▶ [Things to do]
a) Transcribe the passage of the commentary on financial regulators starting with "The law needs" and going on through "permit changes anyway.".
b) Write the next part of the commentary on financial regulators, picking up after its final sentence.

▶ [Text passage]
┄┄┄┄┄┄┄┄┄┄┄┄┄┄┄┄┄┄┄┄
By Karl Denninger
“There was massively too much leverage within the financial system,” Breeden said at a Bloomberg Link Boards & Risk Conference in Washington yesterday.
And who asked for that “massively too much leverage”?
Hank Paulson, who was subsequently promoted to Treasury Secretary and was thus able to cash out his entire position in Goldman Sachs without paying a nickel of tax, and did so “just in time” to avoid the impact of the meltdown.
“Regulators had the authority to control that and eliminate it. We can keep passing laws, but if the regulators don’t have the backbone to enforce the rules and to be realistic, then that’s a different problem.”
Regulators have acted in collusion with the “regulated” to lie – an act that on its face meets the definition of “bank fraud”, specifically in the case of IndyMac which was allegedly (according to the OTS’ OIG report) backdating deposits with knowledge of OTS examiners.
What’s even worse is that those same examiners were employed during the S&L crisis by the government and did the same thing then.
We have a literal thirty year history of “regulators” not only not regulating but being in bed with (in some cases literally) the regulated and conspiring with them to break black-letter laws and regulations.
Regulators need to have the courage to make banks smaller, and less profitable, Breeden said.
The law needs to be changed to:
Provide for criminal sanctions against regulators who fail to regulate and
The same problem is why we have a spewing oil well in the Gulf. MMS rubber-stamped well changes without engineering justification, which proved to be the proximate cause of the well control failure. MMS’ job is to regulate, and instead they were polishing the knobs of BP executives who wanted a “faster and cheaper” solution to an engineering problem – irrespective of the fact that it was both less safe and, if the testimony yesterday is to be believed, in violation of good engineering standards for what was being done.
MMS approved the permit changes anyway.
This is no different than Greenspan retroactively lobbying to make legal a merger he approved knowing it was against the law, with that retroactive approval coming in the form of Gramm-Leach-Bliley and the destruction of the Glass-Steagall act.
┄┄┄┄┄┄┄┄┄┄┄┄┄┄┄┄┄┄┄┄
▶ [Exercise data]

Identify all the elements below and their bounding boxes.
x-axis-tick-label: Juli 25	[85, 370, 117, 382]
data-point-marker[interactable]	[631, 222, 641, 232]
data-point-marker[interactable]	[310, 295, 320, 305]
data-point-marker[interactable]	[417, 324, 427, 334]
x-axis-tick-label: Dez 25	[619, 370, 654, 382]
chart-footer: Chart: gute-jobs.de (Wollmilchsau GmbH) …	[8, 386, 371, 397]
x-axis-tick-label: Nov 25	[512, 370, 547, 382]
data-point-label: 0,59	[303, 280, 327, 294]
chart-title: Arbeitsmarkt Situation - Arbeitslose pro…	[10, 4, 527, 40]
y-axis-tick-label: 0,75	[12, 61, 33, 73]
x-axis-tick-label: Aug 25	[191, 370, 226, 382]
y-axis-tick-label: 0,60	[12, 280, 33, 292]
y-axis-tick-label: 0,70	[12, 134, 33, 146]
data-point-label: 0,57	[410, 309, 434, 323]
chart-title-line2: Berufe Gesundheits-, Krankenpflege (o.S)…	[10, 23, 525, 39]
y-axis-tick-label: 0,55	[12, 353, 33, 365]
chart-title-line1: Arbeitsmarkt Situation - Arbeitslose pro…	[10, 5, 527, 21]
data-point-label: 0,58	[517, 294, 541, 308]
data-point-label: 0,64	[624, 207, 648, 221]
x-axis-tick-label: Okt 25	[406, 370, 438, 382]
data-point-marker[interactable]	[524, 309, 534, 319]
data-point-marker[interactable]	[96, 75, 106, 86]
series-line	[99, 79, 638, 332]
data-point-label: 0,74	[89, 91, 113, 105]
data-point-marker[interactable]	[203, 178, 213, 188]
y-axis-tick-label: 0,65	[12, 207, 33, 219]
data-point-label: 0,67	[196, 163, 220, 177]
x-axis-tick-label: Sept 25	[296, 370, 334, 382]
┄┄┄┄┄┄┄┄┄┄┄┄┄┄┄┄┄┄┄┄
▶ [Written answers]
a)
The law needs to be changed to:
Provide for criminal sanctions against regulators who fail to regulate and
The same problem is why we have a spewing oil well in the Gulf. MMS rubber-stamped well changes without engineering justification, which proved to be the proximate cause of the well control failure. MMS’ job is to regulate, and instead they were polishing the knobs of BP executives who wanted a “faster and cheaper” solution to an engineering problem – irrespective of the fact that it was both less safe and, if the testimony yesterday is to be believed, in violation of good engineering standards for what was being done.
MMS approved the permit changes anyway.

b)
It is no different than Hank Paulson going to the SEC and “asking” for the leverage limits to be removed from investment banks.
It is no different than the SEC and FBI refusing to investigate and prosecute massive securities and bank fraud in securitization markets. Specifically, hundreds of billions of dollars in paper was sold claiming that every mortgage was taken with a good recordable deed held in trust, in when in fact many of them were endorsed in blank which is unlawful to hold in a trust in most states, including the states where most of those securitizations are filed!
It is no different from OTS conspiring actively with IndyMac bank executives to backdate deposits, thereby making the bank’s balance sheet look healthier than it really was.
And it is no different than Tim Geithner, Congress and others threatening FASB to force them to allow banks to literally lie about current values of assets – that is, to claim “value” that does not, at present, exist.
The economic mess we are in now is not an accident, just as the BP blowout was not an accident.
Both occurred due to the willful and intentional misconduct of public officials who are immunized from prosecution and civil suit as a consequence of being government employees and despite now having the consequences of such failure in our faces we the people continue to refuse to demand that both sanction and a private right of recovery against said agencies and individuals be written into these regulatory statutes right now.
Until this changes there will be no effective “reform.”